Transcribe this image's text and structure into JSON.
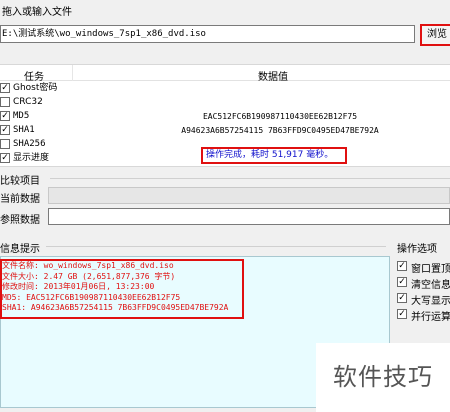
{
  "drop": {
    "label": "拖入或输入文件",
    "path": "E:\\测试系统\\wo_windows_7sp1_x86_dvd.iso",
    "browse_label": "浏览"
  },
  "table": {
    "headers": {
      "task": "任务",
      "data": "数据值"
    },
    "rows": [
      {
        "name": "Ghost密码",
        "checked": true,
        "value": ""
      },
      {
        "name": "CRC32",
        "checked": false,
        "value": ""
      },
      {
        "name": "MD5",
        "checked": true,
        "value": "EAC512FC6B190987110430EE62B12F75"
      },
      {
        "name": "SHA1",
        "checked": true,
        "value": "A94623A6B57254115 7B63FFD9C0495ED47BE792A"
      },
      {
        "name": "SHA256",
        "checked": false,
        "value": ""
      },
      {
        "name": "显示进度",
        "checked": true,
        "value": ""
      }
    ],
    "status": "操作完成，耗时 51,917 毫秒。"
  },
  "compare": {
    "section_label": "比较项目",
    "current_label": "当前数据",
    "reference_label": "参照数据"
  },
  "info": {
    "section_label": "信息提示",
    "lines": [
      "文件名称: wo_windows_7sp1_x86_dvd.iso",
      "文件大小: 2.47 GB (2,651,877,376 字节)",
      "修改时间: 2013年01月06日, 13:23:00",
      "MD5: EAC512FC6B190987110430EE62B12F75",
      "SHA1: A94623A6B57254115 7B63FFD9C0495ED47BE792A"
    ]
  },
  "options": {
    "section_label": "操作选项",
    "items": [
      {
        "label": "窗口置顶",
        "checked": true
      },
      {
        "label": "清空信息",
        "checked": true
      },
      {
        "label": "大写显示",
        "checked": true
      },
      {
        "label": "并行运算",
        "checked": true
      }
    ]
  },
  "watermark": "软件技巧"
}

..............................

## TASK DESCRIPTION
Reproduce the full listing above verbatim, with no pictures included.

## RESULT FOR THIS EXERCISE
Transcribe this image's text and structure into JSON.
{
  "drop": {
    "label": "拖入或输入文件",
    "path": "E:\\测试系统\\wo_windows_7sp1_x86_dvd.iso",
    "browse_label": "浏览"
  },
  "table": {
    "headers": {
      "task": "任务",
      "data": "数据值"
    },
    "rows": [
      {
        "name": "Ghost密码",
        "checked": true,
        "value": ""
      },
      {
        "name": "CRC32",
        "checked": false,
        "value": ""
      },
      {
        "name": "MD5",
        "checked": true,
        "value": "EAC512FC6B190987110430EE62B12F75"
      },
      {
        "name": "SHA1",
        "checked": true,
        "value": "A94623A6B57254115 7B63FFD9C0495ED47BE792A"
      },
      {
        "name": "SHA256",
        "checked": false,
        "value": ""
      },
      {
        "name": "显示进度",
        "checked": true,
        "value": ""
      }
    ],
    "status": "操作完成，耗时 51,917 毫秒。"
  },
  "compare": {
    "section_label": "比较项目",
    "current_label": "当前数据",
    "reference_label": "参照数据"
  },
  "info": {
    "section_label": "信息提示",
    "lines": [
      "文件名称: wo_windows_7sp1_x86_dvd.iso",
      "文件大小: 2.47 GB (2,651,877,376 字节)",
      "修改时间: 2013年01月06日, 13:23:00",
      "MD5: EAC512FC6B190987110430EE62B12F75",
      "SHA1: A94623A6B57254115 7B63FFD9C0495ED47BE792A"
    ]
  },
  "options": {
    "section_label": "操作选项",
    "items": [
      {
        "label": "窗口置顶",
        "checked": true
      },
      {
        "label": "清空信息",
        "checked": true
      },
      {
        "label": "大写显示",
        "checked": true
      },
      {
        "label": "并行运算",
        "checked": true
      }
    ]
  },
  "watermark": "软件技巧"
}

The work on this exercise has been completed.